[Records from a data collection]
● ● ● ● ● ● ●
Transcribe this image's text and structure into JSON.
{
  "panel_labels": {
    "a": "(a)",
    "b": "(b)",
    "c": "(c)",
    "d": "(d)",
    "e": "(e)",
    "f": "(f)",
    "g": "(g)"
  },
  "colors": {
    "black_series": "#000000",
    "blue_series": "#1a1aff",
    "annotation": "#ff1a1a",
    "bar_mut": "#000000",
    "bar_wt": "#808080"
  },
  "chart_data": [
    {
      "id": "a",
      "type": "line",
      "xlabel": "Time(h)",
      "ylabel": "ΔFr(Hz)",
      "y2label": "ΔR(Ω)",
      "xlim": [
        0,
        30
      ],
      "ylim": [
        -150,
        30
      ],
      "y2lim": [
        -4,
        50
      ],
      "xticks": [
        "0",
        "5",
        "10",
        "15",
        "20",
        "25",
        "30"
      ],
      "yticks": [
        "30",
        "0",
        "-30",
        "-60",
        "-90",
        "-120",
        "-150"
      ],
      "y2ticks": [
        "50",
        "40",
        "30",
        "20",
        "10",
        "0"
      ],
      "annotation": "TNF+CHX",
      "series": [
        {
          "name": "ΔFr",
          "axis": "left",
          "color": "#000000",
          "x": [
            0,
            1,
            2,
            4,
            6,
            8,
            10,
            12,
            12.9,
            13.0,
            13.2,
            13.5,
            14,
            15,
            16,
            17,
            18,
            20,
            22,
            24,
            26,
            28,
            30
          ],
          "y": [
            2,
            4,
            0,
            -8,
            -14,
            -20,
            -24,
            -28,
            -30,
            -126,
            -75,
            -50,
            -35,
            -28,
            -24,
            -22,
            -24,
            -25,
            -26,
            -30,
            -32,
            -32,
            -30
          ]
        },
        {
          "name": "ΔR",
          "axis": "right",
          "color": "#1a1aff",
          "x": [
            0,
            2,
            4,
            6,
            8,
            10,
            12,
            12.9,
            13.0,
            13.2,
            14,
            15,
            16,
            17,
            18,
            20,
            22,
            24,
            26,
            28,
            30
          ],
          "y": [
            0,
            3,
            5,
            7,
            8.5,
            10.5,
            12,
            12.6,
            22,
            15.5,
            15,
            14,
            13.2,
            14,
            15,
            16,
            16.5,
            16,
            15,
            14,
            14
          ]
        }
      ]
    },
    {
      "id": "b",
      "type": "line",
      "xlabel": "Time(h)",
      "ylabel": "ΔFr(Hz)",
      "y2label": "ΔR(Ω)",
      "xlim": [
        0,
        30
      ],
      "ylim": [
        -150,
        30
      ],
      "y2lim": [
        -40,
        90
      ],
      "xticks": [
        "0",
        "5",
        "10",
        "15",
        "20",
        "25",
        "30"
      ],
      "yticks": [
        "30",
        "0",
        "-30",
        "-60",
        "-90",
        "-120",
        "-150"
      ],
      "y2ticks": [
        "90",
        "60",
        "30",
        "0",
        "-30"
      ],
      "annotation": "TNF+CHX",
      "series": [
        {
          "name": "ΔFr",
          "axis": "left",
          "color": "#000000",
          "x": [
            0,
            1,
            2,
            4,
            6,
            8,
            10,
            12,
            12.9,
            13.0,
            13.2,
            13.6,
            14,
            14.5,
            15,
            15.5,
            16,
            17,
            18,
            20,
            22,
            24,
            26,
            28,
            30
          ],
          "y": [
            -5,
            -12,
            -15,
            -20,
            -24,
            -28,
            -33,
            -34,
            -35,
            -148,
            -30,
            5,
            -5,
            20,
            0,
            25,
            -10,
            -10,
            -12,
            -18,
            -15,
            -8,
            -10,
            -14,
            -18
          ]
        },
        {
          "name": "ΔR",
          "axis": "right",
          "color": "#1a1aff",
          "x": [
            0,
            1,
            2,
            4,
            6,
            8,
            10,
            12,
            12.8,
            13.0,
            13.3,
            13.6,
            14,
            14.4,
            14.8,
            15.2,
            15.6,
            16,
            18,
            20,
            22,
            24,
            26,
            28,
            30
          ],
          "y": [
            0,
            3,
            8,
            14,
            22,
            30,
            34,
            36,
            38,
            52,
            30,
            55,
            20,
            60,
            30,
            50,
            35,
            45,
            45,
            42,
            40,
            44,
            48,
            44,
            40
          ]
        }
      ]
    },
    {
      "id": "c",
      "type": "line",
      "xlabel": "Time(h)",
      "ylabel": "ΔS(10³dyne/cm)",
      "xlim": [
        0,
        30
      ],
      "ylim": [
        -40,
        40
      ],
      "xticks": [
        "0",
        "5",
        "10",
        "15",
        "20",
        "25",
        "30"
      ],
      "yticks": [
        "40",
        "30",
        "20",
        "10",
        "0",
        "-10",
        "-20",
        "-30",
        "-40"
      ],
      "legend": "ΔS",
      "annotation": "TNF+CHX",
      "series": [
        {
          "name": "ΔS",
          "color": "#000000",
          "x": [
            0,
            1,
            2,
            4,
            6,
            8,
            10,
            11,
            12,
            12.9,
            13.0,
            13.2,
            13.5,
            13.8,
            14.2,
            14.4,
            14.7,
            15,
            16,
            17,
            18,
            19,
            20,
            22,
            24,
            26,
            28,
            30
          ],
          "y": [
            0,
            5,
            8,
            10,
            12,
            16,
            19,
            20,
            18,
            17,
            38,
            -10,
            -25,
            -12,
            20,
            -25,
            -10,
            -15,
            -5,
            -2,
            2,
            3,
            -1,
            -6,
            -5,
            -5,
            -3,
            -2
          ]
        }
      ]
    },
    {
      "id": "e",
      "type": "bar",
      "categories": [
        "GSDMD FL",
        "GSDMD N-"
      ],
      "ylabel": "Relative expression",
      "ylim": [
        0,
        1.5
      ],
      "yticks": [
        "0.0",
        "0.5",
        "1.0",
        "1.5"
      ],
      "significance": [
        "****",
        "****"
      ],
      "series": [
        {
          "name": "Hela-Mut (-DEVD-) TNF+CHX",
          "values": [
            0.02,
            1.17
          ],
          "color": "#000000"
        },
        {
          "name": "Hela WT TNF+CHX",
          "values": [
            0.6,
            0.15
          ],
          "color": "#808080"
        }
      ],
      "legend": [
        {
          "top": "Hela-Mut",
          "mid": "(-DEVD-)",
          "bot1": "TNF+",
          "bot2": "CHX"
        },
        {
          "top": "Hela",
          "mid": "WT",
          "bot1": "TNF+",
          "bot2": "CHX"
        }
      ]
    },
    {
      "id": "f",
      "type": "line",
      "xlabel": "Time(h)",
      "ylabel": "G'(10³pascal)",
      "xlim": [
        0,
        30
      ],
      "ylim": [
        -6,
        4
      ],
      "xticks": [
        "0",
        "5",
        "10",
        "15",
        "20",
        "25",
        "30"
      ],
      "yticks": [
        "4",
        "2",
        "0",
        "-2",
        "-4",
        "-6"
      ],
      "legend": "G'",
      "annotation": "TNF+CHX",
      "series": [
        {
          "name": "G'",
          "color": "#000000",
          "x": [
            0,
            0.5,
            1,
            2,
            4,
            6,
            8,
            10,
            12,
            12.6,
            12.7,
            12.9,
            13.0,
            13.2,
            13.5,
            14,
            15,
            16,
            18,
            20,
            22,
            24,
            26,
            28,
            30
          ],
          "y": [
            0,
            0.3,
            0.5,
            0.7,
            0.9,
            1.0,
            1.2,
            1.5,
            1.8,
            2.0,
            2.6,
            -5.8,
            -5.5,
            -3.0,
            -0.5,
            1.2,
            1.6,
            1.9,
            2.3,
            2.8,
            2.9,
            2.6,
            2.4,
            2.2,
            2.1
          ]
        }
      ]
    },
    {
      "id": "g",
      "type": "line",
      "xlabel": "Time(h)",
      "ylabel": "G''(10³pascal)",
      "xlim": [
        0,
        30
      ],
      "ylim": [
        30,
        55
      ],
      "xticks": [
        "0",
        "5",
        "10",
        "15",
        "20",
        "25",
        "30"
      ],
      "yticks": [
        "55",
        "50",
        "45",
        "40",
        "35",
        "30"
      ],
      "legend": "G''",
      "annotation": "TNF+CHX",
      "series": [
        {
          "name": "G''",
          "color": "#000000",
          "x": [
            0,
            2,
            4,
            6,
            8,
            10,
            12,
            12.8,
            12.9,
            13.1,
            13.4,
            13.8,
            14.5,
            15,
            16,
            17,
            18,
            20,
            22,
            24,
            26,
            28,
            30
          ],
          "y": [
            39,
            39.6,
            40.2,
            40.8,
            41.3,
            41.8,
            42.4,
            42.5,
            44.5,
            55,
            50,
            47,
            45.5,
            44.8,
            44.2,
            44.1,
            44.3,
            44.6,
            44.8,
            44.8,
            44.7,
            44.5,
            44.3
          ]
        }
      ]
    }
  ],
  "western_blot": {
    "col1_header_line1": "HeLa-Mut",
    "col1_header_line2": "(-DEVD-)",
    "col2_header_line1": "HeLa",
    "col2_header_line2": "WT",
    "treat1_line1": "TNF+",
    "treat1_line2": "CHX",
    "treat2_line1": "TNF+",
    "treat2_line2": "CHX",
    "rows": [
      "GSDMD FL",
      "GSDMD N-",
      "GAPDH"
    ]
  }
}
● ● ● ● ● ● ●
TASK OBJECTIVE:
Which lines in the data above contain "ylabel"? Show each one.

ANSWER IN FULL:
      "ylabel": "ΔFr(Hz)",
      "ylabel": "ΔFr(Hz)",
      "ylabel": "ΔS(10³dyne/cm)",
      "ylabel": "Relative expression",
      "ylabel": "G'(10³pascal)",
      "ylabel": "G''(10³pascal)",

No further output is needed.